* **Problem statement**:
Return every record exactly as written.

* **Dataset extract**:
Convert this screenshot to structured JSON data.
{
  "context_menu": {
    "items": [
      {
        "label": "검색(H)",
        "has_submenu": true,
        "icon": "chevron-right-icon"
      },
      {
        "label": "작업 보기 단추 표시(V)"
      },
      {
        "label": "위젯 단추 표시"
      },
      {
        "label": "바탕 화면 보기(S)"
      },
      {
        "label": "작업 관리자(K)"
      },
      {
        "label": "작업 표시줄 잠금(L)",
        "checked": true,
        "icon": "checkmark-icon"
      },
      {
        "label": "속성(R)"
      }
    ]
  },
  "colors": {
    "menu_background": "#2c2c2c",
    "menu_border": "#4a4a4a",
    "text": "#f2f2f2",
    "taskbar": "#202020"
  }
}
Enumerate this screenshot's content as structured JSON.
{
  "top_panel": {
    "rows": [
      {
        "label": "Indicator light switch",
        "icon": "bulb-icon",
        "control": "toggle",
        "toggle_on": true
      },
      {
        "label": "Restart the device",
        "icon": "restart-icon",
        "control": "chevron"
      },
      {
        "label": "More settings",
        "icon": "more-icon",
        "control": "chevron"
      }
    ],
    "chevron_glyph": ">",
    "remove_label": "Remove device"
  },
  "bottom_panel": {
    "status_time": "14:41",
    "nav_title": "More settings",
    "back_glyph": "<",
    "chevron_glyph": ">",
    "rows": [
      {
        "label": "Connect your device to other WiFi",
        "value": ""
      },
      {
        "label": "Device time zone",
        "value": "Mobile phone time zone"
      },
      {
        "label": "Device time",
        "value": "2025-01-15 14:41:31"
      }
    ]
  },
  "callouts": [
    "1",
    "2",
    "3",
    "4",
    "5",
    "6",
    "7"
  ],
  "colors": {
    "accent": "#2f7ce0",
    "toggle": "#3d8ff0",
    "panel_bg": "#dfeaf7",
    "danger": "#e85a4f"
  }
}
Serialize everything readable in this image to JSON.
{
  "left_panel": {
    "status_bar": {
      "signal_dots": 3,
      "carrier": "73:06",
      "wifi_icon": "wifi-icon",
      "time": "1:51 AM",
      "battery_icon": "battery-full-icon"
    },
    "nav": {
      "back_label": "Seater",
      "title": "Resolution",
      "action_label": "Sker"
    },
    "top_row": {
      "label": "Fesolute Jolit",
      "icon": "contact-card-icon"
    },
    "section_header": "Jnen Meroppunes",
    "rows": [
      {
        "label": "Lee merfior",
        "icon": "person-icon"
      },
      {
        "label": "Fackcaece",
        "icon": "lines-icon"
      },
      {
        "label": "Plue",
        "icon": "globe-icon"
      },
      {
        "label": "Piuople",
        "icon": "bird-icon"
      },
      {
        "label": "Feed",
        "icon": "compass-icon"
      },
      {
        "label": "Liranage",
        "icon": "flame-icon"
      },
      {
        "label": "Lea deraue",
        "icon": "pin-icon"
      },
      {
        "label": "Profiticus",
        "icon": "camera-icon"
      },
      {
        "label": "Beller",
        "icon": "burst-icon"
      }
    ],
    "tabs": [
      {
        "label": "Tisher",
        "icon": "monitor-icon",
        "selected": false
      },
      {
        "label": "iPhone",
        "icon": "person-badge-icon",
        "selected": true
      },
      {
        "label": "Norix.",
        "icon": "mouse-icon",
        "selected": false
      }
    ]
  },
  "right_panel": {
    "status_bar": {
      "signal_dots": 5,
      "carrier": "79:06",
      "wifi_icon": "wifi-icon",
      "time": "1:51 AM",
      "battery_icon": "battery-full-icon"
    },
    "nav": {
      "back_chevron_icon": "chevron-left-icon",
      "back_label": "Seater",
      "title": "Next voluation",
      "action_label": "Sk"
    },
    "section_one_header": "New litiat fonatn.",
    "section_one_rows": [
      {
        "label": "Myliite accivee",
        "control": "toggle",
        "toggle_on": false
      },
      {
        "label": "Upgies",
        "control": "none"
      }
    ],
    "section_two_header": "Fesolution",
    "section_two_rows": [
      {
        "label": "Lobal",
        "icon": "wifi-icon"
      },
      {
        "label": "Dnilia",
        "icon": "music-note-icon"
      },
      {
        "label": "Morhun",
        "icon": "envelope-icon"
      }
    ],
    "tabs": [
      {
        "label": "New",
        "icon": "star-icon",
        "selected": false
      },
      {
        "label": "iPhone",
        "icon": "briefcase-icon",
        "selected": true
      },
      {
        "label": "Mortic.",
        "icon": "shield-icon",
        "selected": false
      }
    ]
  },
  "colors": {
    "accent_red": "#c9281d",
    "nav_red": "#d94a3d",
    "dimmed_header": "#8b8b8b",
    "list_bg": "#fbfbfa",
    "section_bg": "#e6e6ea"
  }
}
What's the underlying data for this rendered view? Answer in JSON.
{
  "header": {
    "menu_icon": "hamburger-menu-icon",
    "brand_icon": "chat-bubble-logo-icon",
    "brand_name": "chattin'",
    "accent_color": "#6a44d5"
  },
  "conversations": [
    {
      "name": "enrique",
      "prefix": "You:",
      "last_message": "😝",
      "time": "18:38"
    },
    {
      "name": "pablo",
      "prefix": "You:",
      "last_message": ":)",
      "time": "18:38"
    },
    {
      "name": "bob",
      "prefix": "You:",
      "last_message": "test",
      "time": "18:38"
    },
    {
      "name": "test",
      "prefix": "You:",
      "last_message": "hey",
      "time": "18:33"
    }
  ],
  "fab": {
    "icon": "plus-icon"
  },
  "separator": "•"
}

* **Problem solution**:
Convert this screenshot to structured JSON data.
{
  "context_menu": {
    "items": [
      {
        "label": "검색(H)",
        "has_submenu": true,
        "icon": "chevron-right-icon"
      },
      {
        "label": "작업 보기 단추 표시(V)"
      },
      {
        "label": "위젯 단추 표시"
      },
      {
        "label": "바탕 화면 보기(S)"
      },
      {
        "label": "작업 관리자(K)"
      },
      {
        "label": "작업 표시줄 잠금(L)",
        "checked": true,
        "icon": "checkmark-icon"
      },
      {
        "label": "속성(R)"
      }
    ]
  },
  "colors": {
    "menu_background": "#2c2c2c",
    "menu_border": "#4a4a4a",
    "text": "#f2f2f2",
    "taskbar": "#202020"
  }
}
Enumerate this screenshot's content as structured JSON.
{
  "top_panel": {
    "rows": [
      {
        "label": "Indicator light switch",
        "icon": "bulb-icon",
        "control": "toggle",
        "toggle_on": true
      },
      {
        "label": "Restart the device",
        "icon": "restart-icon",
        "control": "chevron"
      },
      {
        "label": "More settings",
        "icon": "more-icon",
        "control": "chevron"
      }
    ],
    "chevron_glyph": ">",
    "remove_label": "Remove device"
  },
  "bottom_panel": {
    "status_time": "14:41",
    "nav_title": "More settings",
    "back_glyph": "<",
    "chevron_glyph": ">",
    "rows": [
      {
        "label": "Connect your device to other WiFi",
        "value": ""
      },
      {
        "label": "Device time zone",
        "value": "Mobile phone time zone"
      },
      {
        "label": "Device time",
        "value": "2025-01-15 14:41:31"
      }
    ]
  },
  "callouts": [
    "1",
    "2",
    "3",
    "4",
    "5",
    "6",
    "7"
  ],
  "colors": {
    "accent": "#2f7ce0",
    "toggle": "#3d8ff0",
    "panel_bg": "#dfeaf7",
    "danger": "#e85a4f"
  }
}
Serialize everything readable in this image to JSON.
{
  "left_panel": {
    "status_bar": {
      "signal_dots": 3,
      "carrier": "73:06",
      "wifi_icon": "wifi-icon",
      "time": "1:51 AM",
      "battery_icon": "battery-full-icon"
    },
    "nav": {
      "back_label": "Seater",
      "title": "Resolution",
      "action_label": "Sker"
    },
    "top_row": {
      "label": "Fesolute Jolit",
      "icon": "contact-card-icon"
    },
    "section_header": "Jnen Meroppunes",
    "rows": [
      {
        "label": "Lee merfior",
        "icon": "person-icon"
      },
      {
        "label": "Fackcaece",
        "icon": "lines-icon"
      },
      {
        "label": "Plue",
        "icon": "globe-icon"
      },
      {
        "label": "Piuople",
        "icon": "bird-icon"
      },
      {
        "label": "Feed",
        "icon": "compass-icon"
      },
      {
        "label": "Liranage",
        "icon": "flame-icon"
      },
      {
        "label": "Lea deraue",
        "icon": "pin-icon"
      },
      {
        "label": "Profiticus",
        "icon": "camera-icon"
      },
      {
        "label": "Beller",
        "icon": "burst-icon"
      }
    ],
    "tabs": [
      {
        "label": "Tisher",
        "icon": "monitor-icon",
        "selected": false
      },
      {
        "label": "iPhone",
        "icon": "person-badge-icon",
        "selected": true
      },
      {
        "label": "Norix.",
        "icon": "mouse-icon",
        "selected": false
      }
    ]
  },
  "right_panel": {
    "status_bar": {
      "signal_dots": 5,
      "carrier": "79:06",
      "wifi_icon": "wifi-icon",
      "time": "1:51 AM",
      "battery_icon": "battery-full-icon"
    },
    "nav": {
      "back_chevron_icon": "chevron-left-icon",
      "back_label": "Seater",
      "title": "Next voluation",
      "action_label": "Sk"
    },
    "section_one_header": "New litiat fonatn.",
    "section_one_rows": [
      {
        "label": "Myliite accivee",
        "control": "toggle",
        "toggle_on": false
      },
      {
        "label": "Upgies",
        "control": "none"
      }
    ],
    "section_two_header": "Fesolution",
    "section_two_rows": [
      {
        "label": "Lobal",
        "icon": "wifi-icon"
      },
      {
        "label": "Dnilia",
        "icon": "music-note-icon"
      },
      {
        "label": "Morhun",
        "icon": "envelope-icon"
      }
    ],
    "tabs": [
      {
        "label": "New",
        "icon": "star-icon",
        "selected": false
      },
      {
        "label": "iPhone",
        "icon": "briefcase-icon",
        "selected": true
      },
      {
        "label": "Mortic.",
        "icon": "shield-icon",
        "selected": false
      }
    ]
  },
  "colors": {
    "accent_red": "#c9281d",
    "nav_red": "#d94a3d",
    "dimmed_header": "#8b8b8b",
    "list_bg": "#fbfbfa",
    "section_bg": "#e6e6ea"
  }
}
What's the underlying data for this rendered view? Answer in JSON.
{
  "header": {
    "menu_icon": "hamburger-menu-icon",
    "brand_icon": "chat-bubble-logo-icon",
    "brand_name": "chattin'",
    "accent_color": "#6a44d5"
  },
  "conversations": [
    {
      "name": "enrique",
      "prefix": "You:",
      "last_message": "😝",
      "time": "18:38"
    },
    {
      "name": "pablo",
      "prefix": "You:",
      "last_message": ":)",
      "time": "18:38"
    },
    {
      "name": "bob",
      "prefix": "You:",
      "last_message": "test",
      "time": "18:38"
    },
    {
      "name": "test",
      "prefix": "You:",
      "last_message": "hey",
      "time": "18:33"
    }
  ],
  "fab": {
    "icon": "plus-icon"
  },
  "separator": "•"
}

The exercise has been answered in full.